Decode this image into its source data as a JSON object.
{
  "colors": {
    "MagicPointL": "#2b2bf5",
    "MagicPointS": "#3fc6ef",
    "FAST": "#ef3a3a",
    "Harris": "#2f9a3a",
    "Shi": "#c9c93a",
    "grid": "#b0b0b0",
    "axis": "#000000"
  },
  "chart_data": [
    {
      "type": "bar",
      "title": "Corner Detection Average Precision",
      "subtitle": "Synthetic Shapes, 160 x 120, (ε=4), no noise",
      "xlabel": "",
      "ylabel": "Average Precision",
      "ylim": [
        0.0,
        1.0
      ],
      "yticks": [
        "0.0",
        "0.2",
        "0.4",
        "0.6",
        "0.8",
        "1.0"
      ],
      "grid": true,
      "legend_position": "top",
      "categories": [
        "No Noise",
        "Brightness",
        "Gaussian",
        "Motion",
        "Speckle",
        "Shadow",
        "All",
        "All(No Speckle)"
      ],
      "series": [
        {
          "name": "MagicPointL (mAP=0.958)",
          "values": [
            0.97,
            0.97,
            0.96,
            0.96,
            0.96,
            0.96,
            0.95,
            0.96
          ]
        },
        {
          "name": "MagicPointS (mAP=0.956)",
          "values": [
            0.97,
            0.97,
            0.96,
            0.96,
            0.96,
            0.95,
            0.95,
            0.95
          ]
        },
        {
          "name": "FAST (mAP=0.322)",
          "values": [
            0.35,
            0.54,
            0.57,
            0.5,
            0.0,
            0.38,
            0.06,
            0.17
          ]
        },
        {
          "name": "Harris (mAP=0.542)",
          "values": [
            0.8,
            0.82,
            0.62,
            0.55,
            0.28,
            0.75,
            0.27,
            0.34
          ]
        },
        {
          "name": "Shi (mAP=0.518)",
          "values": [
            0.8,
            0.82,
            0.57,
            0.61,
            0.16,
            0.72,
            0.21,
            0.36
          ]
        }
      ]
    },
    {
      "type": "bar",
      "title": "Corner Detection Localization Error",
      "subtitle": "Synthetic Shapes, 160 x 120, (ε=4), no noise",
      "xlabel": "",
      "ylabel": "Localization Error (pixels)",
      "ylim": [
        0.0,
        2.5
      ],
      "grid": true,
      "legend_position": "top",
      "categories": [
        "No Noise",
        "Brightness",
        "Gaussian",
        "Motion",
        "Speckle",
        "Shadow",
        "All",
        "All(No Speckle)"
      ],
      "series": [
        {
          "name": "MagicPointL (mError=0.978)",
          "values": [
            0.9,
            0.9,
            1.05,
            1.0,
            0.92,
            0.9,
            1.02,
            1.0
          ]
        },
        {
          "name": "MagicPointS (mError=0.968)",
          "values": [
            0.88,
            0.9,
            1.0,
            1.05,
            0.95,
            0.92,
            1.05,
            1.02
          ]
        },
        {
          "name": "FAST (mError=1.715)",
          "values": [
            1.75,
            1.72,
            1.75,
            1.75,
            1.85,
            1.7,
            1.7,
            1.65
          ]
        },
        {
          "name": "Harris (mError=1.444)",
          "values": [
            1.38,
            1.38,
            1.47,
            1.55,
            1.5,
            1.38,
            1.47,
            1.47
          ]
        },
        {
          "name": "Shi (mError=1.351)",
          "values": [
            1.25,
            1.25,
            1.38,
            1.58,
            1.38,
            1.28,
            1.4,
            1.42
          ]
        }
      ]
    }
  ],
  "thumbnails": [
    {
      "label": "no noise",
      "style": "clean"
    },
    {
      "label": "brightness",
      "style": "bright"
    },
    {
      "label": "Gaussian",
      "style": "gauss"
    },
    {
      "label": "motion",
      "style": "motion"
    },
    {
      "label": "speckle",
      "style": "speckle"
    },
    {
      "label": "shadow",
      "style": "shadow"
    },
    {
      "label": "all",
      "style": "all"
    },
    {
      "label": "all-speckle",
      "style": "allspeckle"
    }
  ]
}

=======

▶ [What you need to do] Print out all the entries precisely as written.

▶ [Exercise result]
Decode this image into its source data as a JSON object.
{
  "colors": {
    "MagicPointL": "#2b2bf5",
    "MagicPointS": "#3fc6ef",
    "FAST": "#ef3a3a",
    "Harris": "#2f9a3a",
    "Shi": "#c9c93a",
    "grid": "#b0b0b0",
    "axis": "#000000"
  },
  "chart_data": [
    {
      "type": "bar",
      "title": "Corner Detection Average Precision",
      "subtitle": "Synthetic Shapes, 160 x 120, (ε=4), no noise",
      "xlabel": "",
      "ylabel": "Average Precision",
      "ylim": [
        0.0,
        1.0
      ],
      "yticks": [
        "0.0",
        "0.2",
        "0.4",
        "0.6",
        "0.8",
        "1.0"
      ],
      "grid": true,
      "legend_position": "top",
      "categories": [
        "No Noise",
        "Brightness",
        "Gaussian",
        "Motion",
        "Speckle",
        "Shadow",
        "All",
        "All(No Speckle)"
      ],
      "series": [
        {
          "name": "MagicPointL (mAP=0.958)",
          "values": [
            0.97,
            0.97,
            0.96,
            0.96,
            0.96,
            0.96,
            0.95,
            0.96
          ]
        },
        {
          "name": "MagicPointS (mAP=0.956)",
          "values": [
            0.97,
            0.97,
            0.96,
            0.96,
            0.96,
            0.95,
            0.95,
            0.95
          ]
        },
        {
          "name": "FAST (mAP=0.322)",
          "values": [
            0.35,
            0.54,
            0.57,
            0.5,
            0.0,
            0.38,
            0.06,
            0.17
          ]
        },
        {
          "name": "Harris (mAP=0.542)",
          "values": [
            0.8,
            0.82,
            0.62,
            0.55,
            0.28,
            0.75,
            0.27,
            0.34
          ]
        },
        {
          "name": "Shi (mAP=0.518)",
          "values": [
            0.8,
            0.82,
            0.57,
            0.61,
            0.16,
            0.72,
            0.21,
            0.36
          ]
        }
      ]
    },
    {
      "type": "bar",
      "title": "Corner Detection Localization Error",
      "subtitle": "Synthetic Shapes, 160 x 120, (ε=4), no noise",
      "xlabel": "",
      "ylabel": "Localization Error (pixels)",
      "ylim": [
        0.0,
        2.5
      ],
      "grid": true,
      "legend_position": "top",
      "categories": [
        "No Noise",
        "Brightness",
        "Gaussian",
        "Motion",
        "Speckle",
        "Shadow",
        "All",
        "All(No Speckle)"
      ],
      "series": [
        {
          "name": "MagicPointL (mError=0.978)",
          "values": [
            0.9,
            0.9,
            1.05,
            1.0,
            0.92,
            0.9,
            1.02,
            1.0
          ]
        },
        {
          "name": "MagicPointS (mError=0.968)",
          "values": [
            0.88,
            0.9,
            1.0,
            1.05,
            0.95,
            0.92,
            1.05,
            1.02
          ]
        },
        {
          "name": "FAST (mError=1.715)",
          "values": [
            1.75,
            1.72,
            1.75,
            1.75,
            1.85,
            1.7,
            1.7,
            1.65
          ]
        },
        {
          "name": "Harris (mError=1.444)",
          "values": [
            1.38,
            1.38,
            1.47,
            1.55,
            1.5,
            1.38,
            1.47,
            1.47
          ]
        },
        {
          "name": "Shi (mError=1.351)",
          "values": [
            1.25,
            1.25,
            1.38,
            1.58,
            1.38,
            1.28,
            1.4,
            1.42
          ]
        }
      ]
    }
  ],
  "thumbnails": [
    {
      "label": "no noise",
      "style": "clean"
    },
    {
      "label": "brightness",
      "style": "bright"
    },
    {
      "label": "Gaussian",
      "style": "gauss"
    },
    {
      "label": "motion",
      "style": "motion"
    },
    {
      "label": "speckle",
      "style": "speckle"
    },
    {
      "label": "shadow",
      "style": "shadow"
    },
    {
      "label": "all",
      "style": "all"
    },
    {
      "label": "all-speckle",
      "style": "allspeckle"
    }
  ]
}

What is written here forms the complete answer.